-- Exercise prompt --
Provide nothing beyond the count of lines that include the string "title".

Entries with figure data
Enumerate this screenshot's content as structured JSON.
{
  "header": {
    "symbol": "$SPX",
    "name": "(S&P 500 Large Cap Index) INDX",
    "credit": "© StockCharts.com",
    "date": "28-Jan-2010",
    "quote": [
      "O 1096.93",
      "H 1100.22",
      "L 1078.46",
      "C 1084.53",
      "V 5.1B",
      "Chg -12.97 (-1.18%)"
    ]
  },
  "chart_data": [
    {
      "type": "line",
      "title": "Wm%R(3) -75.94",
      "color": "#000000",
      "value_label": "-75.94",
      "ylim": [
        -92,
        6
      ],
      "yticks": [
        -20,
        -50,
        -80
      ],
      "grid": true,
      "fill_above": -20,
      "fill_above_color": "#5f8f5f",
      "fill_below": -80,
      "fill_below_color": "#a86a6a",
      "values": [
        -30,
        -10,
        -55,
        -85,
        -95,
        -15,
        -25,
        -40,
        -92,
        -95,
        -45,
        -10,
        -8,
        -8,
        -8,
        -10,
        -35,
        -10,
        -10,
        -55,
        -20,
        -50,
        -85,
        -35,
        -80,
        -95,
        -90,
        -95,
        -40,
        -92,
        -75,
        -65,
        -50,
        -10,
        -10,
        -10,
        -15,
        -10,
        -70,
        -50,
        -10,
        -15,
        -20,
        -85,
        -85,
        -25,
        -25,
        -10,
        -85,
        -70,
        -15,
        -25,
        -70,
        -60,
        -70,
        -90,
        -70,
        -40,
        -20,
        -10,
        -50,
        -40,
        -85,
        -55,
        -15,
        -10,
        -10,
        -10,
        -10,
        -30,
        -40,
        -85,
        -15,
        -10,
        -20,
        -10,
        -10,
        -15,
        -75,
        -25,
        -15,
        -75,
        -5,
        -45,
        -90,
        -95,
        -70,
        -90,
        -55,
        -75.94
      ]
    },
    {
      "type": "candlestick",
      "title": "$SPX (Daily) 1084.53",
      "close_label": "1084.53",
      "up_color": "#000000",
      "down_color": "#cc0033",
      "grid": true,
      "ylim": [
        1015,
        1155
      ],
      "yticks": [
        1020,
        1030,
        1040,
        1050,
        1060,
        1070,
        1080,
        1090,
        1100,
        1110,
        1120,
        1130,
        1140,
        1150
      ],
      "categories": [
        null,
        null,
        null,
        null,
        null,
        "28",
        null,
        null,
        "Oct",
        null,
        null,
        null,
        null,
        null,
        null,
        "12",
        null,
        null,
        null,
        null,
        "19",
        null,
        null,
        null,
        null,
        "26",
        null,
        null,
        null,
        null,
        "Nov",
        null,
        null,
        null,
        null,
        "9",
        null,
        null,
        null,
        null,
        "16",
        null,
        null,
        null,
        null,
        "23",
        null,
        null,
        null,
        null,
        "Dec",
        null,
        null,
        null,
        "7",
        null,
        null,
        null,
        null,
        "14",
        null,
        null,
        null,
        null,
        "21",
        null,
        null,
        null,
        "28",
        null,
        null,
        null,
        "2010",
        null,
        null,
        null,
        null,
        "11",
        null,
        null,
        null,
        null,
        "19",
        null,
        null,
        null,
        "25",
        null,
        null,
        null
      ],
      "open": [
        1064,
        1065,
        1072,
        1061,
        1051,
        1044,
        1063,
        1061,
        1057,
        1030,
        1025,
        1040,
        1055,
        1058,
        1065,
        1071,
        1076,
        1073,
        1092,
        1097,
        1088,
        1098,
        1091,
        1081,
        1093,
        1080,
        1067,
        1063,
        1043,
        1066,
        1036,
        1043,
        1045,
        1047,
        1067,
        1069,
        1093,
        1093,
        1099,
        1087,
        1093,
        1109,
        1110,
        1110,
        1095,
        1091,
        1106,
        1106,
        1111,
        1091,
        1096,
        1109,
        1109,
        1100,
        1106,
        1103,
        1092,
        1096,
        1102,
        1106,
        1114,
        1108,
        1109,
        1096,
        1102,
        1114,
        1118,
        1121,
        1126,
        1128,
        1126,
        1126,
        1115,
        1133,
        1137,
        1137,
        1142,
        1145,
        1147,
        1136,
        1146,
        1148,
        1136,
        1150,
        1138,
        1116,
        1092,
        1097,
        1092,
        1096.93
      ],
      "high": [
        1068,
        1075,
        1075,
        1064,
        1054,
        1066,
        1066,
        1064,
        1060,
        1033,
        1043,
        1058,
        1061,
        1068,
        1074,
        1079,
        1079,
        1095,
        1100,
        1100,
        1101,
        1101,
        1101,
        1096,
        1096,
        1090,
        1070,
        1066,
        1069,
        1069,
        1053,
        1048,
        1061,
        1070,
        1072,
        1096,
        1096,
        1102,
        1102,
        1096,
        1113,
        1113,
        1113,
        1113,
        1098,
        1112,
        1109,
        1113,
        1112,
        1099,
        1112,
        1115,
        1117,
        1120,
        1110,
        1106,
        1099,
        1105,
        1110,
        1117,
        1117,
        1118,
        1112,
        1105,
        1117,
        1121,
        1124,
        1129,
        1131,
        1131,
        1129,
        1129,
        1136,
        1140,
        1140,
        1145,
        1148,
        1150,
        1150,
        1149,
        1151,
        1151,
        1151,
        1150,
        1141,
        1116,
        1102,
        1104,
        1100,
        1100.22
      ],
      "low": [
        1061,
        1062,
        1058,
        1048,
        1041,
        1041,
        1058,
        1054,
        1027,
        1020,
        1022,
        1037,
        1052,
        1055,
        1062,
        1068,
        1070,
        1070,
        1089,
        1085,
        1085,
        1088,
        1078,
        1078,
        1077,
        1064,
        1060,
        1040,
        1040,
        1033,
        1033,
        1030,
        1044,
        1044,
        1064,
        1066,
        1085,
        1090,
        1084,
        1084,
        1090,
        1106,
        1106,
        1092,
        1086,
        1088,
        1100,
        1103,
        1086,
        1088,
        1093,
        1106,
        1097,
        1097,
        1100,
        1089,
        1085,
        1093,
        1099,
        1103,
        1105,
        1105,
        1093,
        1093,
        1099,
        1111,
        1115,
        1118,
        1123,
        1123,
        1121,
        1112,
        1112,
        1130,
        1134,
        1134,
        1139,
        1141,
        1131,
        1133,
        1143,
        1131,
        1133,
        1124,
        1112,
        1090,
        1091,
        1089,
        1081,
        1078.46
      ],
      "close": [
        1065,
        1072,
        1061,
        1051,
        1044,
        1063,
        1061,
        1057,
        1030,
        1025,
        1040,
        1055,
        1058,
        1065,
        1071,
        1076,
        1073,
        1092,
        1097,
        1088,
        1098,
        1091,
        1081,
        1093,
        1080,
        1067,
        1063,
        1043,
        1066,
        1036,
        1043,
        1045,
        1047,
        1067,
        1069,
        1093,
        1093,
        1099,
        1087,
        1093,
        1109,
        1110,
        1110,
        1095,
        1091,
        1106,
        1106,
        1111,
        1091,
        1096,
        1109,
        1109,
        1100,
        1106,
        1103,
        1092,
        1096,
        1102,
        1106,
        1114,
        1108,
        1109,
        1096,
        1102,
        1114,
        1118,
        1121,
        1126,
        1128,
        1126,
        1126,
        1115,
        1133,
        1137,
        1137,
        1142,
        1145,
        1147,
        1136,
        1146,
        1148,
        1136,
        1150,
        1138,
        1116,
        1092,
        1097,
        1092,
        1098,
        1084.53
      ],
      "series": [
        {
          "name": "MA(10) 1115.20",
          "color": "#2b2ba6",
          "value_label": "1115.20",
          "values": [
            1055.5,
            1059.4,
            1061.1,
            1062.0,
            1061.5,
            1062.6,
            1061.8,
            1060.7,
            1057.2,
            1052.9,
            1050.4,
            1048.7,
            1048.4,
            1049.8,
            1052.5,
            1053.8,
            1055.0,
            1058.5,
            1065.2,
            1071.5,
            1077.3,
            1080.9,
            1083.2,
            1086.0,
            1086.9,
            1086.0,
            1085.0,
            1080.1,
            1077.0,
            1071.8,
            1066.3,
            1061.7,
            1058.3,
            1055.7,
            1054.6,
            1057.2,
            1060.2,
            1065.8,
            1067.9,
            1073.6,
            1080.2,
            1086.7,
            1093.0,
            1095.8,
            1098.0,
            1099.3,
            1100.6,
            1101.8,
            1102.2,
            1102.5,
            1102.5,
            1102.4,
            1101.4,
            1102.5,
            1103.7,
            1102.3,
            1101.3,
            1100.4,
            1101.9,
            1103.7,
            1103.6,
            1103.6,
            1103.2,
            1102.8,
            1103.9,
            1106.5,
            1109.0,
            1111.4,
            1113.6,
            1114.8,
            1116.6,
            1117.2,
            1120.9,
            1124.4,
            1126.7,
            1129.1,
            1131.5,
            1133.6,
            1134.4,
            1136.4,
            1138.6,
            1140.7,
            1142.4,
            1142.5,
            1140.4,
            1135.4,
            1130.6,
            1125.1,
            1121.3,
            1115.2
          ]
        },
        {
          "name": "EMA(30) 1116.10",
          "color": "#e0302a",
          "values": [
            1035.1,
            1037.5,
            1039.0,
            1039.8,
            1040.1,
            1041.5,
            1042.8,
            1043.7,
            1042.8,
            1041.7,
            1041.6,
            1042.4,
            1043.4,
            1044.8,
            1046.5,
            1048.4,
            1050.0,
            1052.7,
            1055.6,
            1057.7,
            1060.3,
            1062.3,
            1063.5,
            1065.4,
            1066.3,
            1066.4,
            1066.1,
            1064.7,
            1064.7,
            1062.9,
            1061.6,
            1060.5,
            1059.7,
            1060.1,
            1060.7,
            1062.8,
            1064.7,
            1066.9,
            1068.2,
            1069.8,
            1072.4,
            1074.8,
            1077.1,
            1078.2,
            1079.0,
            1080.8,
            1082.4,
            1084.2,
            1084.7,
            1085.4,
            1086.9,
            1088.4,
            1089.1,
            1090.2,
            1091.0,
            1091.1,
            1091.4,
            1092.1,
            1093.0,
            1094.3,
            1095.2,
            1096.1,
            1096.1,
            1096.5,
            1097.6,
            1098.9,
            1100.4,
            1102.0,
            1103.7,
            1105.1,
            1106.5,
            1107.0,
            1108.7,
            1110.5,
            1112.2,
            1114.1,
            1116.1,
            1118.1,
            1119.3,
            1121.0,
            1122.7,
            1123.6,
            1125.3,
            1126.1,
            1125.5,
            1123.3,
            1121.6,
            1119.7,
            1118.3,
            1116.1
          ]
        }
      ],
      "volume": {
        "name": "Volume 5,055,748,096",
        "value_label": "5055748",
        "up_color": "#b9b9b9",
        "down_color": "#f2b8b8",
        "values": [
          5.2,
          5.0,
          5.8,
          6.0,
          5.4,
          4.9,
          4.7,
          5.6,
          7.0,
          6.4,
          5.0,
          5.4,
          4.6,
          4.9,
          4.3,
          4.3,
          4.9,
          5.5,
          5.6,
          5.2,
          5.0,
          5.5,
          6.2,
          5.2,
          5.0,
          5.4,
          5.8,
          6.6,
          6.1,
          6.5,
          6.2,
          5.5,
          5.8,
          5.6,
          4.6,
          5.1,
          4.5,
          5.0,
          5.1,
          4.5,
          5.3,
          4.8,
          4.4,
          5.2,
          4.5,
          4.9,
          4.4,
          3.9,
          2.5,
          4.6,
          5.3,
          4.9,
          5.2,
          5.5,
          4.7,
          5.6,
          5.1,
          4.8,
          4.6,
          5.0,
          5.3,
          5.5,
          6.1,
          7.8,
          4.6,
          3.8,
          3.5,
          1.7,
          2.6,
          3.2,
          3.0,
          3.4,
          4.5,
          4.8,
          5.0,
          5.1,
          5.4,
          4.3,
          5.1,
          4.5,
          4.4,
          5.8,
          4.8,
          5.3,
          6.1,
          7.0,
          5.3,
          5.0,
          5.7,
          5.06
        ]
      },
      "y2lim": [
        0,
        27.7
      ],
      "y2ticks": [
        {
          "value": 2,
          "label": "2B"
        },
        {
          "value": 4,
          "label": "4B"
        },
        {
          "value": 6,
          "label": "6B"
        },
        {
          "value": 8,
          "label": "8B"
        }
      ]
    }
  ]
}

-- The reply --
2